[Data entries]
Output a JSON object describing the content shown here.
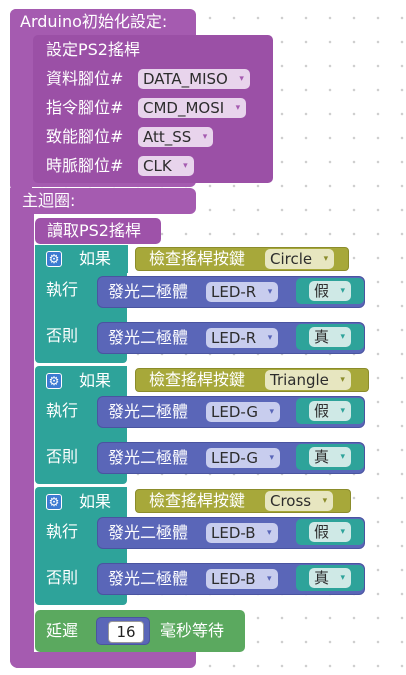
{
  "setup": {
    "header": "Arduino初始化設定:",
    "ps2_block": {
      "title": "設定PS2搖桿",
      "rows": [
        {
          "label": "資料腳位#",
          "value": "DATA_MISO"
        },
        {
          "label": "指令腳位#",
          "value": "CMD_MOSI"
        },
        {
          "label": "致能腳位#",
          "value": "Att_SS"
        },
        {
          "label": "時脈腳位#",
          "value": "CLK"
        }
      ]
    }
  },
  "loop": {
    "header": "主迴圈:",
    "read_ps2": "讀取PS2搖桿",
    "if_label": "如果",
    "do_label": "執行",
    "else_label": "否則",
    "check_label": "檢查搖桿按鍵",
    "led_label": "發光二極體",
    "if_blocks": [
      {
        "button": "Circle",
        "led": "LED-R",
        "do_value": "假",
        "else_value": "真"
      },
      {
        "button": "Triangle",
        "led": "LED-G",
        "do_value": "假",
        "else_value": "真"
      },
      {
        "button": "Cross",
        "led": "LED-B",
        "do_value": "假",
        "else_value": "真"
      }
    ],
    "delay": {
      "label": "延遲",
      "value": "16",
      "unit": "毫秒等待"
    }
  },
  "icons": {
    "dropdown": "▾",
    "gear": "⚙"
  },
  "colors": {
    "purple": "#a55bb0",
    "teal": "#2ea39a",
    "olive": "#a7a83a",
    "indigo": "#5a66b8",
    "green": "#5ba95f"
  }
}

__PROBLEM DESCRIPTION__: Give back all entries exactly. No pictures belong in the copy.

__SOLUTION FOR THIS EXERCISE__:
Output a JSON object describing the content shown here.
{
  "setup": {
    "header": "Arduino初始化設定:",
    "ps2_block": {
      "title": "設定PS2搖桿",
      "rows": [
        {
          "label": "資料腳位#",
          "value": "DATA_MISO"
        },
        {
          "label": "指令腳位#",
          "value": "CMD_MOSI"
        },
        {
          "label": "致能腳位#",
          "value": "Att_SS"
        },
        {
          "label": "時脈腳位#",
          "value": "CLK"
        }
      ]
    }
  },
  "loop": {
    "header": "主迴圈:",
    "read_ps2": "讀取PS2搖桿",
    "if_label": "如果",
    "do_label": "執行",
    "else_label": "否則",
    "check_label": "檢查搖桿按鍵",
    "led_label": "發光二極體",
    "if_blocks": [
      {
        "button": "Circle",
        "led": "LED-R",
        "do_value": "假",
        "else_value": "真"
      },
      {
        "button": "Triangle",
        "led": "LED-G",
        "do_value": "假",
        "else_value": "真"
      },
      {
        "button": "Cross",
        "led": "LED-B",
        "do_value": "假",
        "else_value": "真"
      }
    ],
    "delay": {
      "label": "延遲",
      "value": "16",
      "unit": "毫秒等待"
    }
  },
  "icons": {
    "dropdown": "▾",
    "gear": "⚙"
  },
  "colors": {
    "purple": "#a55bb0",
    "teal": "#2ea39a",
    "olive": "#a7a83a",
    "indigo": "#5a66b8",
    "green": "#5ba95f"
  }
}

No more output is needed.